What the task asks.
Quote the entries in full, character for character, without their images.

Records.

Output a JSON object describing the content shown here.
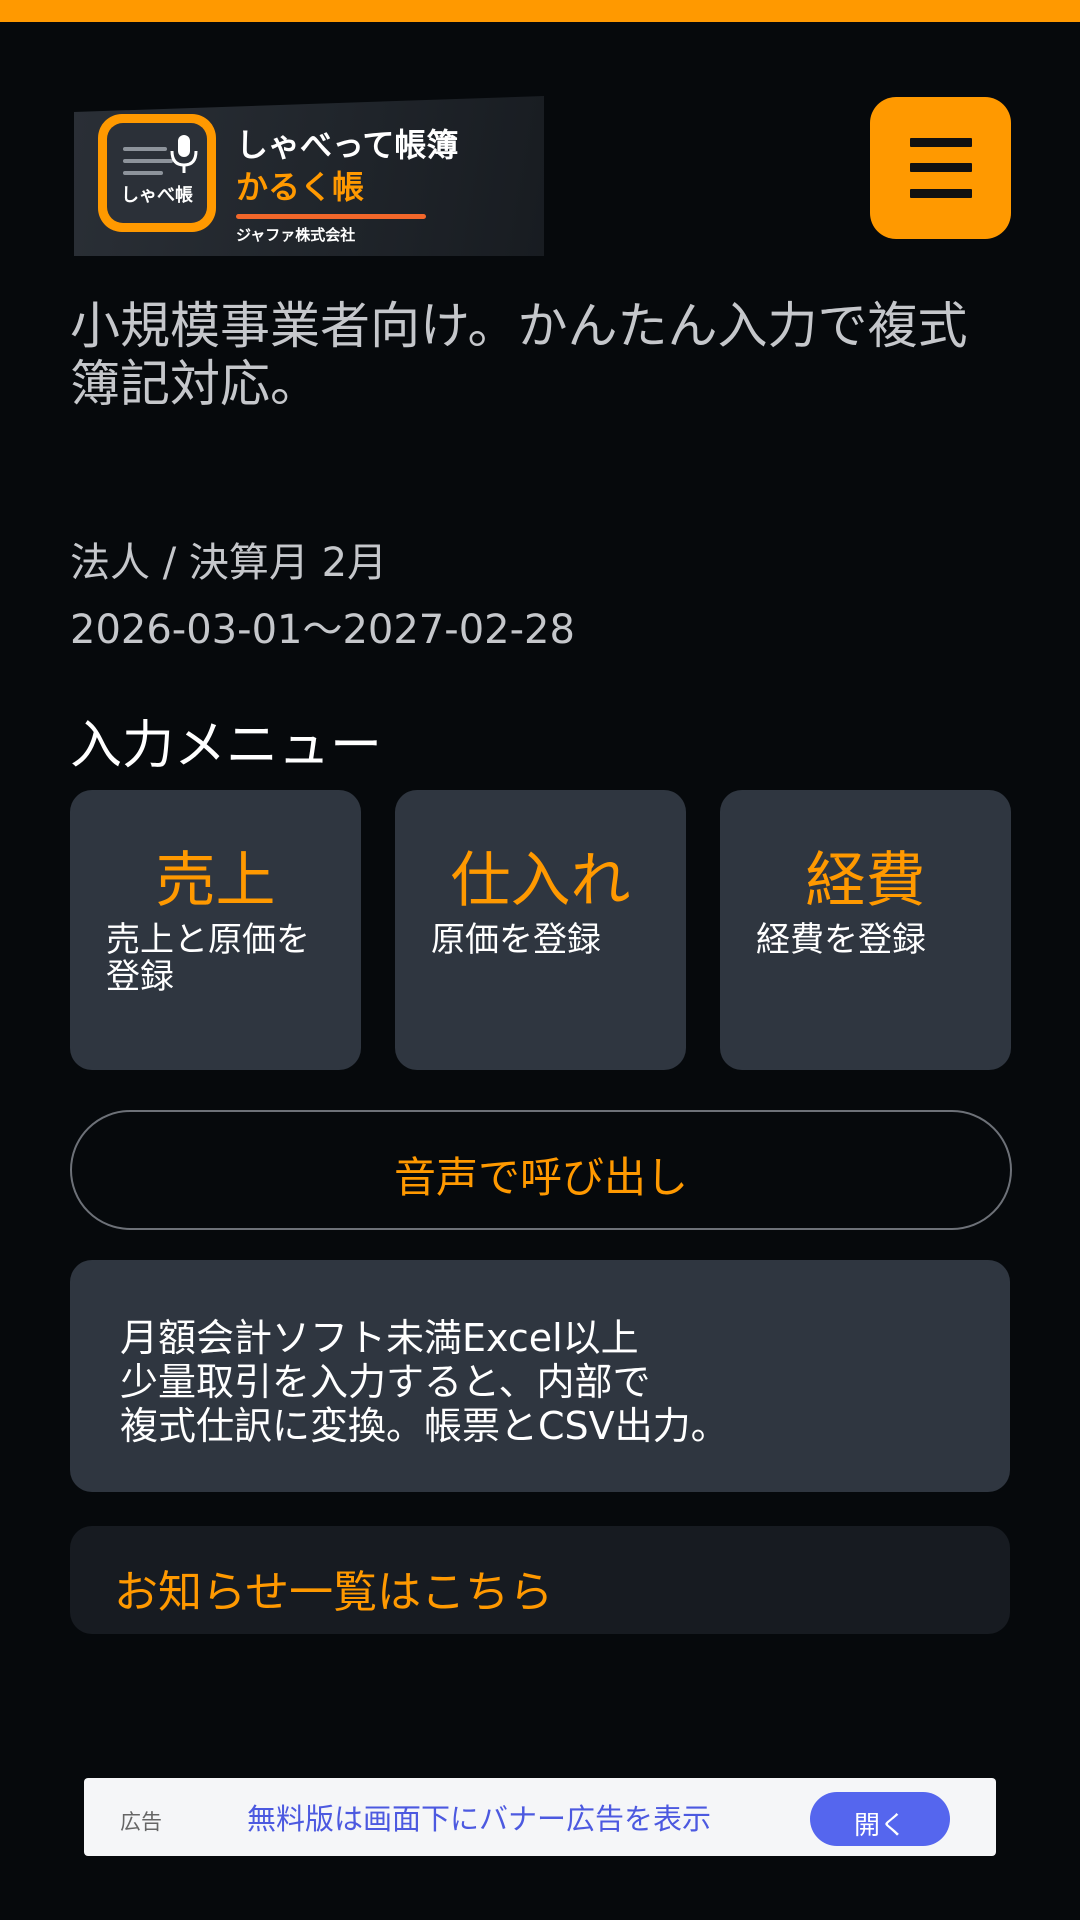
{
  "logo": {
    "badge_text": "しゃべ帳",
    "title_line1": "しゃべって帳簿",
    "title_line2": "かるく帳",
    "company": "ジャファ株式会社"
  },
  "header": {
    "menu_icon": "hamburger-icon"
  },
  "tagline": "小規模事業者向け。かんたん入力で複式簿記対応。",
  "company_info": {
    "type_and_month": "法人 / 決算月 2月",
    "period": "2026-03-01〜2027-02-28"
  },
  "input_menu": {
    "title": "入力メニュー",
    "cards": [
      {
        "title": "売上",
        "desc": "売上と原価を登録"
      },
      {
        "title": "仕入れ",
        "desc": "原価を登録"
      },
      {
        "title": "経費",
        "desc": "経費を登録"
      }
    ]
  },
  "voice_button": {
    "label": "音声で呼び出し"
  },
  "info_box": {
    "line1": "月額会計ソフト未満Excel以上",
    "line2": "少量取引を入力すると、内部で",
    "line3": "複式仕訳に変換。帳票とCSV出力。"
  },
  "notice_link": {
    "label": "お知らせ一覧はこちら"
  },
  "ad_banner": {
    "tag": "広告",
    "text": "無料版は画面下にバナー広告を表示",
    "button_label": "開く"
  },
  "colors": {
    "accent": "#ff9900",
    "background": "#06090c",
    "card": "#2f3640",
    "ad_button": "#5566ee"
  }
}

Written reply.
Output a JSON object describing the content shown here.
{
  "logo": {
    "badge_text": "しゃべ帳",
    "title_line1": "しゃべって帳簿",
    "title_line2": "かるく帳",
    "company": "ジャファ株式会社"
  },
  "header": {
    "menu_icon": "hamburger-icon"
  },
  "tagline": "小規模事業者向け。かんたん入力で複式簿記対応。",
  "company_info": {
    "type_and_month": "法人 / 決算月 2月",
    "period": "2026-03-01〜2027-02-28"
  },
  "input_menu": {
    "title": "入力メニュー",
    "cards": [
      {
        "title": "売上",
        "desc": "売上と原価を登録"
      },
      {
        "title": "仕入れ",
        "desc": "原価を登録"
      },
      {
        "title": "経費",
        "desc": "経費を登録"
      }
    ]
  },
  "voice_button": {
    "label": "音声で呼び出し"
  },
  "info_box": {
    "line1": "月額会計ソフト未満Excel以上",
    "line2": "少量取引を入力すると、内部で",
    "line3": "複式仕訳に変換。帳票とCSV出力。"
  },
  "notice_link": {
    "label": "お知らせ一覧はこちら"
  },
  "ad_banner": {
    "tag": "広告",
    "text": "無料版は画面下にバナー広告を表示",
    "button_label": "開く"
  },
  "colors": {
    "accent": "#ff9900",
    "background": "#06090c",
    "card": "#2f3640",
    "ad_button": "#5566ee"
  }
}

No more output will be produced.